>>>

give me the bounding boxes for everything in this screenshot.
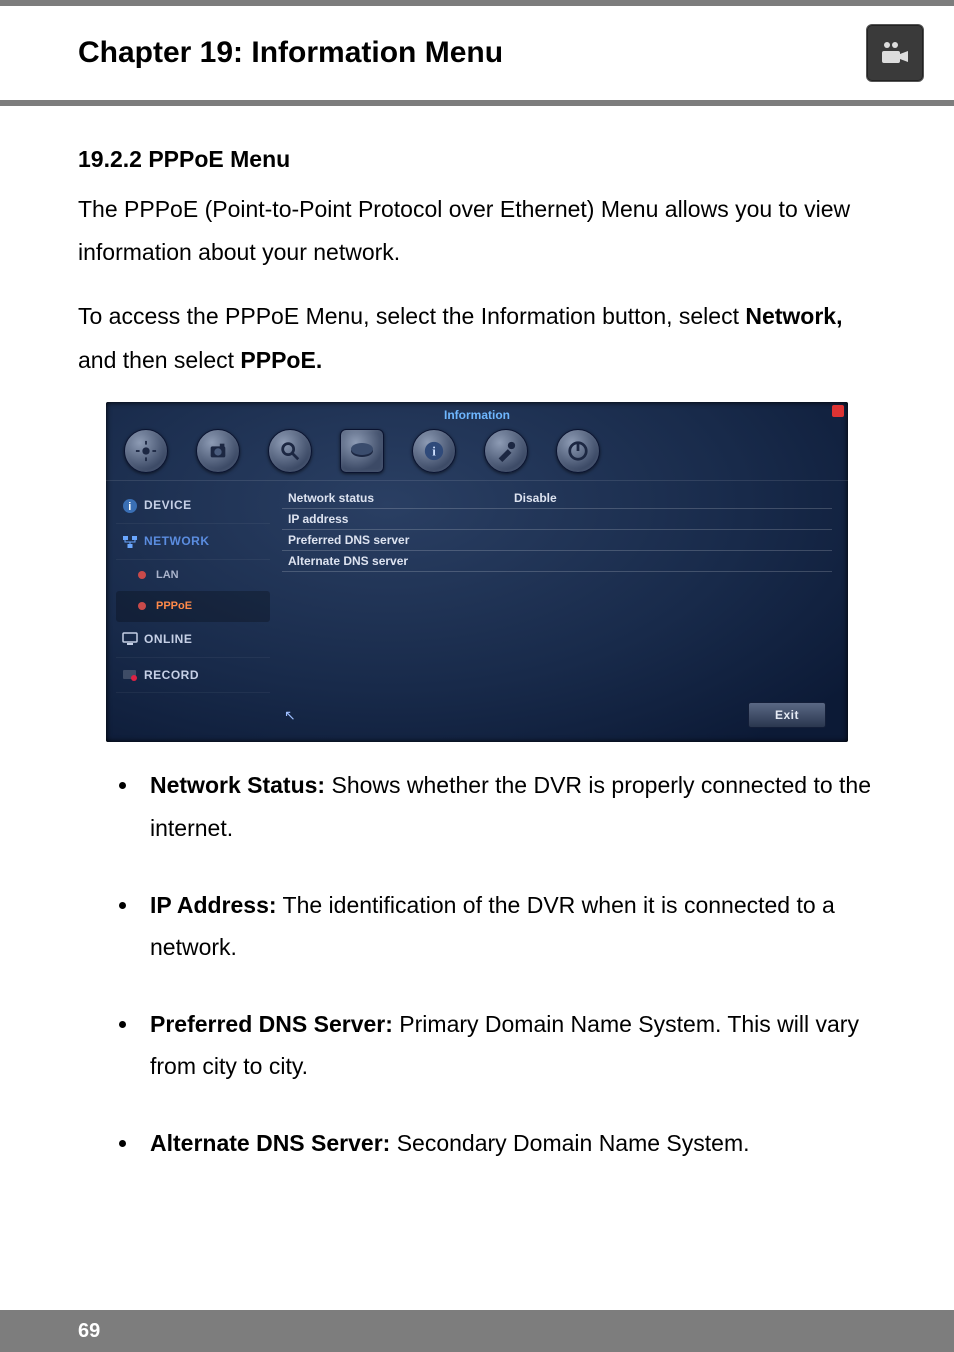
sidebar-label-record: RECORD: [144, 668, 199, 682]
description-list: Network Status: Shows whether the DVR is…: [78, 764, 876, 1164]
sidebar-sub-pppoe[interactable]: PPPoE: [116, 591, 270, 622]
list-item: IP Address: The identification of the DV…: [140, 884, 876, 969]
page: Chapter 19: Information Menu 19.2.2 PPPo…: [0, 0, 954, 1352]
section-heading: 19.2.2 PPPoE Menu: [78, 138, 876, 182]
svg-text:i: i: [432, 445, 436, 459]
toolbar-separator: [106, 480, 848, 481]
intro-paragraph-1: The PPPoE (Point-to-Point Protocol over …: [78, 188, 876, 275]
header: Chapter 19: Information Menu: [0, 6, 954, 100]
exit-button[interactable]: Exit: [748, 702, 826, 728]
row-value-network-status: Disable: [508, 487, 832, 510]
bullet-icon: [138, 602, 146, 610]
term-preferred-dns: Preferred DNS Server:: [150, 1011, 393, 1037]
svg-text:i: i: [128, 501, 132, 513]
row-label-network-status: Network status: [282, 487, 508, 510]
camera-icon: [866, 24, 924, 82]
bullet-icon: [138, 571, 146, 579]
term-ip-address: IP Address:: [150, 892, 277, 918]
sidebar-sub-pppoe-label: PPPoE: [156, 600, 192, 612]
screenshot-wrap: Information: [106, 402, 848, 742]
window-titlebar: [106, 402, 848, 420]
table-row: Network status Disable: [282, 488, 832, 509]
camera-tool-icon[interactable]: [196, 429, 240, 473]
chapter-title: Chapter 19: Information Menu: [78, 36, 503, 70]
search-tool-icon[interactable]: [268, 429, 312, 473]
intro-2a: To access the PPPoE Menu, select the Inf…: [78, 303, 745, 329]
intro-paragraph-2: To access the PPPoE Menu, select the Inf…: [78, 295, 876, 382]
content: 19.2.2 PPPoE Menu The PPPoE (Point-to-Po…: [0, 106, 954, 1164]
info-table: Network status Disable IP address Prefer…: [282, 488, 832, 572]
exit-button-label: Exit: [775, 704, 799, 727]
settings-icon[interactable]: [124, 429, 168, 473]
power-tool-icon[interactable]: [556, 429, 600, 473]
record-icon: [122, 667, 138, 683]
sidebar-sub-lan-label: LAN: [156, 569, 179, 581]
table-row: Preferred DNS server: [282, 530, 832, 551]
sidebar-item-network[interactable]: NETWORK: [116, 524, 270, 560]
footer: 69: [0, 1310, 954, 1352]
list-item: Alternate DNS Server: Secondary Domain N…: [140, 1122, 876, 1165]
text-alternate-dns: Secondary Domain Name System.: [390, 1130, 749, 1156]
sidebar: i DEVICE NETWORK LAN: [116, 488, 270, 693]
cursor-icon: ↖: [284, 702, 294, 716]
intro-2b: and then select: [78, 347, 240, 373]
page-number: 69: [78, 1320, 100, 1343]
table-row: IP address: [282, 509, 832, 530]
sidebar-item-device[interactable]: i DEVICE: [116, 488, 270, 524]
close-icon[interactable]: [832, 405, 844, 417]
screenshot-panel: Information: [106, 402, 848, 742]
row-label-ip: IP address: [282, 508, 508, 531]
sidebar-label-online: ONLINE: [144, 632, 192, 646]
intro-2-bold-2: PPPoE.: [240, 347, 322, 373]
sidebar-item-record[interactable]: RECORD: [116, 658, 270, 694]
row-label-alt-dns: Alternate DNS server: [282, 550, 508, 573]
table-row: Alternate DNS server: [282, 551, 832, 572]
hdd-tool-icon[interactable]: [340, 429, 384, 473]
toolbar: i: [106, 424, 848, 478]
info-tool-icon[interactable]: i: [412, 429, 456, 473]
sidebar-item-online[interactable]: ONLINE: [116, 622, 270, 658]
list-item: Preferred DNS Server: Primary Domain Nam…: [140, 1003, 876, 1088]
sidebar-sub-lan[interactable]: LAN: [116, 560, 270, 591]
intro-2-bold-1: Network,: [745, 303, 842, 329]
term-alternate-dns: Alternate DNS Server:: [150, 1130, 390, 1156]
network-icon: [122, 534, 138, 550]
term-network-status: Network Status:: [150, 772, 325, 798]
list-item: Network Status: Shows whether the DVR is…: [140, 764, 876, 849]
sidebar-label-device: DEVICE: [144, 498, 192, 512]
header-band: Chapter 19: Information Menu: [0, 0, 954, 100]
info-icon: i: [122, 498, 138, 514]
monitor-icon: [122, 631, 138, 647]
row-label-pref-dns: Preferred DNS server: [282, 529, 508, 552]
sidebar-label-network: NETWORK: [144, 534, 210, 548]
tools-tool-icon[interactable]: [484, 429, 528, 473]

<<<

[GIVEN TASK] Rewrite the lines of the items above as a numbered list, leaving out any blank lines, starting with the line that contains "sidebar-label-record: RECORD: [144, 668, 199, 682]" and going on through the line that contains "page: Chapter 19: Information".

[OUTPUT OF THE EXERCISE]
1. sidebar-label-record: RECORD: [144, 668, 199, 682]
2. description-list: Network Status: Shows whether the DVR is…: [78, 764, 876, 1164]
3. sidebar-sub-pppoe[interactable]: PPPoE: [116, 591, 270, 622]
4. list-item: IP Address: The identification of the DV…: [140, 884, 876, 969]
5. page: Chapter 19: Information Menu 19.2.2 PPPo…: [0, 0, 954, 1352]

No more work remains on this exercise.